- EXERCISE INSTRUCTIONS -
Omit the pictures, please, and give each record below again exactly.

(Records about charts and figures)
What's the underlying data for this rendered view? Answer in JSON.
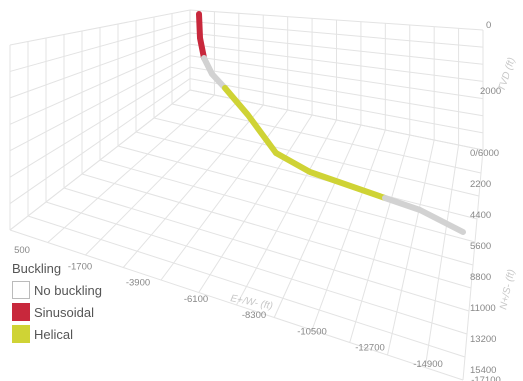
{
  "chart_data": {
    "type": "3d-line",
    "legend_title": "Buckling",
    "legend": [
      {
        "label": "No buckling",
        "color": "#ffffff"
      },
      {
        "label": "Sinusoidal",
        "color": "#c8283c"
      },
      {
        "label": "Helical",
        "color": "#cfd335"
      }
    ],
    "axes": {
      "x": {
        "label": "E+/W- (ft)",
        "ticks": [
          "500",
          "-1700",
          "-3900",
          "-6100",
          "-8300",
          "-10500",
          "-12700",
          "-14900",
          "-17100"
        ]
      },
      "z": {
        "label": "N+/S- (ft)",
        "ticks": [
          "0/6000",
          "2200",
          "4400",
          "5600",
          "8800",
          "11000",
          "13200",
          "15400"
        ]
      },
      "y": {
        "label": "TVD (ft)",
        "ticks": [
          "0",
          "2000"
        ]
      }
    },
    "grid": true
  }
}
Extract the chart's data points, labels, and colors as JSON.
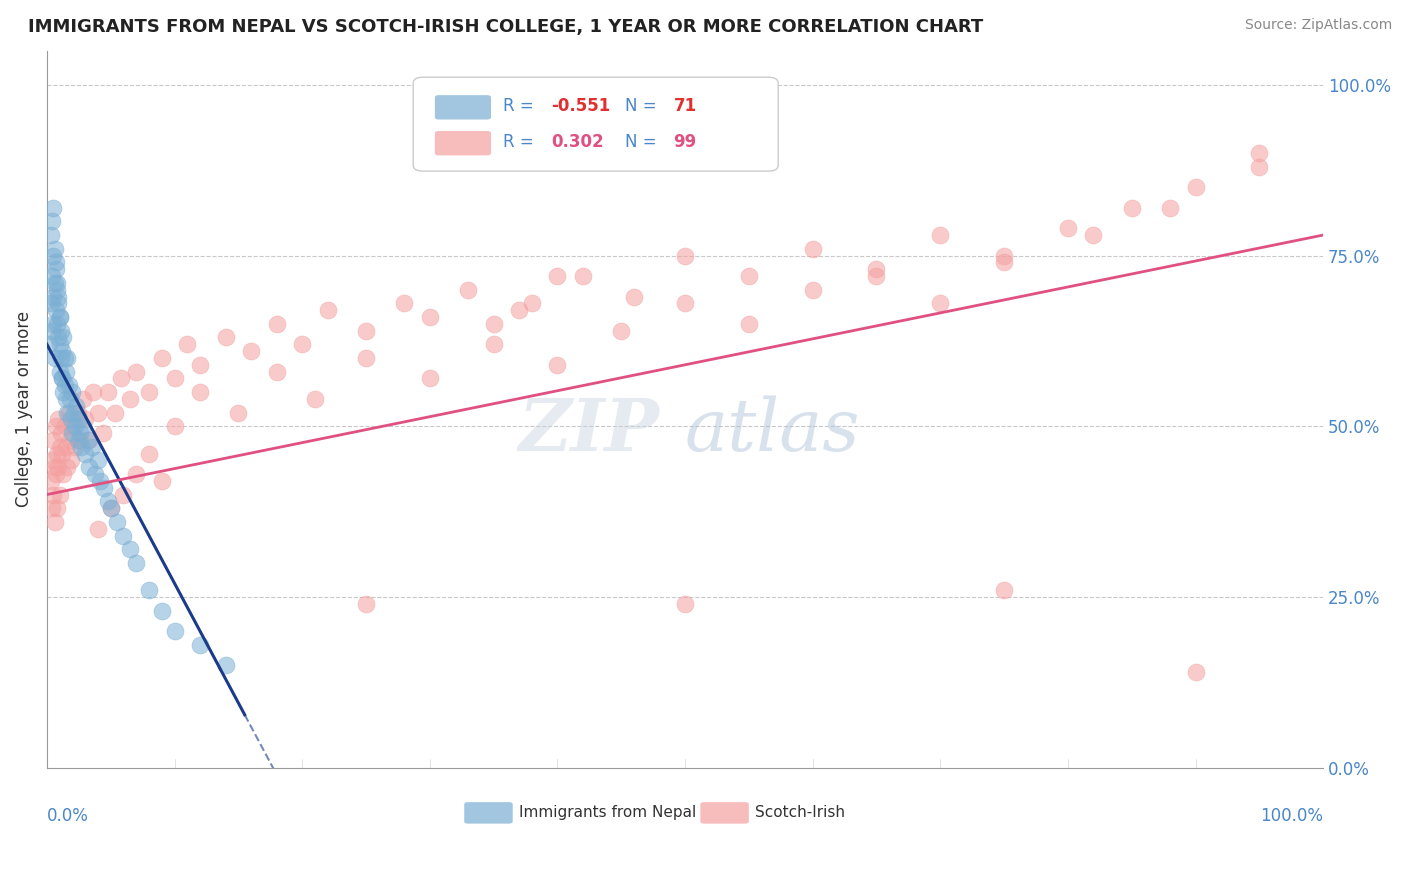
{
  "title": "IMMIGRANTS FROM NEPAL VS SCOTCH-IRISH COLLEGE, 1 YEAR OR MORE CORRELATION CHART",
  "source_text": "Source: ZipAtlas.com",
  "ylabel": "College, 1 year or more",
  "xmin": 0.0,
  "xmax": 1.0,
  "ymin": 0.0,
  "ymax": 1.05,
  "right_yticks": [
    0.0,
    0.25,
    0.5,
    0.75,
    1.0
  ],
  "right_yticklabels": [
    "0.0%",
    "25.0%",
    "50.0%",
    "75.0%",
    "100.0%"
  ],
  "legend_r_nepal": "-0.551",
  "legend_n_nepal": "71",
  "legend_r_scotch": "0.302",
  "legend_n_scotch": "99",
  "nepal_color": "#7bafd4",
  "scotch_color": "#f4a0a0",
  "nepal_line_color": "#1a3a8a",
  "scotch_line_color": "#e05080",
  "nepal_x": [
    0.002,
    0.003,
    0.004,
    0.004,
    0.005,
    0.005,
    0.005,
    0.006,
    0.006,
    0.007,
    0.007,
    0.008,
    0.008,
    0.009,
    0.009,
    0.01,
    0.01,
    0.01,
    0.011,
    0.011,
    0.012,
    0.012,
    0.013,
    0.013,
    0.014,
    0.014,
    0.015,
    0.015,
    0.016,
    0.016,
    0.017,
    0.018,
    0.019,
    0.02,
    0.02,
    0.021,
    0.022,
    0.023,
    0.024,
    0.025,
    0.026,
    0.027,
    0.028,
    0.03,
    0.032,
    0.033,
    0.035,
    0.038,
    0.04,
    0.042,
    0.045,
    0.048,
    0.05,
    0.055,
    0.06,
    0.065,
    0.07,
    0.08,
    0.09,
    0.1,
    0.12,
    0.14,
    0.003,
    0.004,
    0.005,
    0.006,
    0.007,
    0.008,
    0.009,
    0.01,
    0.012
  ],
  "nepal_y": [
    0.62,
    0.68,
    0.72,
    0.64,
    0.75,
    0.69,
    0.65,
    0.71,
    0.6,
    0.73,
    0.67,
    0.65,
    0.7,
    0.63,
    0.68,
    0.66,
    0.62,
    0.58,
    0.64,
    0.6,
    0.61,
    0.57,
    0.63,
    0.55,
    0.6,
    0.56,
    0.58,
    0.54,
    0.6,
    0.52,
    0.56,
    0.54,
    0.51,
    0.55,
    0.49,
    0.52,
    0.5,
    0.53,
    0.48,
    0.51,
    0.49,
    0.47,
    0.5,
    0.46,
    0.48,
    0.44,
    0.47,
    0.43,
    0.45,
    0.42,
    0.41,
    0.39,
    0.38,
    0.36,
    0.34,
    0.32,
    0.3,
    0.26,
    0.23,
    0.2,
    0.18,
    0.15,
    0.78,
    0.8,
    0.82,
    0.76,
    0.74,
    0.71,
    0.69,
    0.66,
    0.57
  ],
  "scotch_x": [
    0.003,
    0.004,
    0.004,
    0.005,
    0.005,
    0.006,
    0.006,
    0.007,
    0.007,
    0.008,
    0.008,
    0.009,
    0.009,
    0.01,
    0.01,
    0.011,
    0.012,
    0.013,
    0.014,
    0.015,
    0.016,
    0.017,
    0.018,
    0.019,
    0.02,
    0.022,
    0.024,
    0.026,
    0.028,
    0.03,
    0.033,
    0.036,
    0.04,
    0.044,
    0.048,
    0.053,
    0.058,
    0.065,
    0.07,
    0.08,
    0.09,
    0.1,
    0.11,
    0.12,
    0.14,
    0.16,
    0.18,
    0.2,
    0.22,
    0.25,
    0.28,
    0.3,
    0.33,
    0.37,
    0.4,
    0.35,
    0.38,
    0.42,
    0.46,
    0.5,
    0.55,
    0.6,
    0.65,
    0.7,
    0.75,
    0.8,
    0.85,
    0.9,
    0.95,
    0.04,
    0.05,
    0.06,
    0.07,
    0.08,
    0.09,
    0.1,
    0.12,
    0.15,
    0.18,
    0.21,
    0.25,
    0.3,
    0.35,
    0.4,
    0.45,
    0.5,
    0.55,
    0.6,
    0.65,
    0.7,
    0.75,
    0.82,
    0.88,
    0.95,
    0.25,
    0.5,
    0.75,
    0.9
  ],
  "scotch_y": [
    0.42,
    0.45,
    0.38,
    0.48,
    0.4,
    0.44,
    0.36,
    0.5,
    0.43,
    0.46,
    0.38,
    0.51,
    0.44,
    0.47,
    0.4,
    0.49,
    0.46,
    0.43,
    0.5,
    0.47,
    0.44,
    0.52,
    0.48,
    0.45,
    0.5,
    0.47,
    0.52,
    0.48,
    0.54,
    0.51,
    0.48,
    0.55,
    0.52,
    0.49,
    0.55,
    0.52,
    0.57,
    0.54,
    0.58,
    0.55,
    0.6,
    0.57,
    0.62,
    0.59,
    0.63,
    0.61,
    0.65,
    0.62,
    0.67,
    0.64,
    0.68,
    0.66,
    0.7,
    0.67,
    0.72,
    0.65,
    0.68,
    0.72,
    0.69,
    0.75,
    0.72,
    0.76,
    0.73,
    0.78,
    0.74,
    0.79,
    0.82,
    0.85,
    0.88,
    0.35,
    0.38,
    0.4,
    0.43,
    0.46,
    0.42,
    0.5,
    0.55,
    0.52,
    0.58,
    0.54,
    0.6,
    0.57,
    0.62,
    0.59,
    0.64,
    0.68,
    0.65,
    0.7,
    0.72,
    0.68,
    0.75,
    0.78,
    0.82,
    0.9,
    0.24,
    0.24,
    0.26,
    0.14
  ],
  "nepal_line_intercept": 0.62,
  "nepal_line_slope": -3.5,
  "nepal_line_x_solid_end": 0.155,
  "nepal_line_x_dashed_end": 0.38,
  "scotch_line_intercept": 0.4,
  "scotch_line_slope": 0.38
}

- SOLUTION TO THIS TASK -
What's the underlying data for this rendered view? Answer in JSON.
{
  "chart_data": {
    "type": "3d-line",
    "legend_title": "Buckling",
    "legend": [
      {
        "label": "No buckling",
        "color": "#ffffff"
      },
      {
        "label": "Sinusoidal",
        "color": "#c8283c"
      },
      {
        "label": "Helical",
        "color": "#cfd335"
      }
    ],
    "axes": {
      "x": {
        "label": "E+/W- (ft)",
        "ticks": [
          "500",
          "-1700",
          "-3900",
          "-6100",
          "-8300",
          "-10500",
          "-12700",
          "-14900",
          "-17100"
        ]
      },
      "z": {
        "label": "N+/S- (ft)",
        "ticks": [
          "0/6000",
          "2200",
          "4400",
          "5600",
          "8800",
          "11000",
          "13200",
          "15400"
        ]
      },
      "y": {
        "label": "TVD (ft)",
        "ticks": [
          "0",
          "2000"
        ]
      }
    },
    "grid": true
  }
}
Extract the chart's data points, labels, and colors as JSON.
{
  "title": "IMMIGRANTS FROM NEPAL VS SCOTCH-IRISH COLLEGE, 1 YEAR OR MORE CORRELATION CHART",
  "source_text": "Source: ZipAtlas.com",
  "ylabel": "College, 1 year or more",
  "xmin": 0.0,
  "xmax": 1.0,
  "ymin": 0.0,
  "ymax": 1.05,
  "right_yticks": [
    0.0,
    0.25,
    0.5,
    0.75,
    1.0
  ],
  "right_yticklabels": [
    "0.0%",
    "25.0%",
    "50.0%",
    "75.0%",
    "100.0%"
  ],
  "legend_r_nepal": "-0.551",
  "legend_n_nepal": "71",
  "legend_r_scotch": "0.302",
  "legend_n_scotch": "99",
  "nepal_color": "#7bafd4",
  "scotch_color": "#f4a0a0",
  "nepal_line_color": "#1a3a8a",
  "scotch_line_color": "#e05080",
  "nepal_x": [
    0.002,
    0.003,
    0.004,
    0.004,
    0.005,
    0.005,
    0.005,
    0.006,
    0.006,
    0.007,
    0.007,
    0.008,
    0.008,
    0.009,
    0.009,
    0.01,
    0.01,
    0.01,
    0.011,
    0.011,
    0.012,
    0.012,
    0.013,
    0.013,
    0.014,
    0.014,
    0.015,
    0.015,
    0.016,
    0.016,
    0.017,
    0.018,
    0.019,
    0.02,
    0.02,
    0.021,
    0.022,
    0.023,
    0.024,
    0.025,
    0.026,
    0.027,
    0.028,
    0.03,
    0.032,
    0.033,
    0.035,
    0.038,
    0.04,
    0.042,
    0.045,
    0.048,
    0.05,
    0.055,
    0.06,
    0.065,
    0.07,
    0.08,
    0.09,
    0.1,
    0.12,
    0.14,
    0.003,
    0.004,
    0.005,
    0.006,
    0.007,
    0.008,
    0.009,
    0.01,
    0.012
  ],
  "nepal_y": [
    0.62,
    0.68,
    0.72,
    0.64,
    0.75,
    0.69,
    0.65,
    0.71,
    0.6,
    0.73,
    0.67,
    0.65,
    0.7,
    0.63,
    0.68,
    0.66,
    0.62,
    0.58,
    0.64,
    0.6,
    0.61,
    0.57,
    0.63,
    0.55,
    0.6,
    0.56,
    0.58,
    0.54,
    0.6,
    0.52,
    0.56,
    0.54,
    0.51,
    0.55,
    0.49,
    0.52,
    0.5,
    0.53,
    0.48,
    0.51,
    0.49,
    0.47,
    0.5,
    0.46,
    0.48,
    0.44,
    0.47,
    0.43,
    0.45,
    0.42,
    0.41,
    0.39,
    0.38,
    0.36,
    0.34,
    0.32,
    0.3,
    0.26,
    0.23,
    0.2,
    0.18,
    0.15,
    0.78,
    0.8,
    0.82,
    0.76,
    0.74,
    0.71,
    0.69,
    0.66,
    0.57
  ],
  "scotch_x": [
    0.003,
    0.004,
    0.004,
    0.005,
    0.005,
    0.006,
    0.006,
    0.007,
    0.007,
    0.008,
    0.008,
    0.009,
    0.009,
    0.01,
    0.01,
    0.011,
    0.012,
    0.013,
    0.014,
    0.015,
    0.016,
    0.017,
    0.018,
    0.019,
    0.02,
    0.022,
    0.024,
    0.026,
    0.028,
    0.03,
    0.033,
    0.036,
    0.04,
    0.044,
    0.048,
    0.053,
    0.058,
    0.065,
    0.07,
    0.08,
    0.09,
    0.1,
    0.11,
    0.12,
    0.14,
    0.16,
    0.18,
    0.2,
    0.22,
    0.25,
    0.28,
    0.3,
    0.33,
    0.37,
    0.4,
    0.35,
    0.38,
    0.42,
    0.46,
    0.5,
    0.55,
    0.6,
    0.65,
    0.7,
    0.75,
    0.8,
    0.85,
    0.9,
    0.95,
    0.04,
    0.05,
    0.06,
    0.07,
    0.08,
    0.09,
    0.1,
    0.12,
    0.15,
    0.18,
    0.21,
    0.25,
    0.3,
    0.35,
    0.4,
    0.45,
    0.5,
    0.55,
    0.6,
    0.65,
    0.7,
    0.75,
    0.82,
    0.88,
    0.95,
    0.25,
    0.5,
    0.75,
    0.9
  ],
  "scotch_y": [
    0.42,
    0.45,
    0.38,
    0.48,
    0.4,
    0.44,
    0.36,
    0.5,
    0.43,
    0.46,
    0.38,
    0.51,
    0.44,
    0.47,
    0.4,
    0.49,
    0.46,
    0.43,
    0.5,
    0.47,
    0.44,
    0.52,
    0.48,
    0.45,
    0.5,
    0.47,
    0.52,
    0.48,
    0.54,
    0.51,
    0.48,
    0.55,
    0.52,
    0.49,
    0.55,
    0.52,
    0.57,
    0.54,
    0.58,
    0.55,
    0.6,
    0.57,
    0.62,
    0.59,
    0.63,
    0.61,
    0.65,
    0.62,
    0.67,
    0.64,
    0.68,
    0.66,
    0.7,
    0.67,
    0.72,
    0.65,
    0.68,
    0.72,
    0.69,
    0.75,
    0.72,
    0.76,
    0.73,
    0.78,
    0.74,
    0.79,
    0.82,
    0.85,
    0.88,
    0.35,
    0.38,
    0.4,
    0.43,
    0.46,
    0.42,
    0.5,
    0.55,
    0.52,
    0.58,
    0.54,
    0.6,
    0.57,
    0.62,
    0.59,
    0.64,
    0.68,
    0.65,
    0.7,
    0.72,
    0.68,
    0.75,
    0.78,
    0.82,
    0.9,
    0.24,
    0.24,
    0.26,
    0.14
  ],
  "nepal_line_intercept": 0.62,
  "nepal_line_slope": -3.5,
  "nepal_line_x_solid_end": 0.155,
  "nepal_line_x_dashed_end": 0.38,
  "scotch_line_intercept": 0.4,
  "scotch_line_slope": 0.38
}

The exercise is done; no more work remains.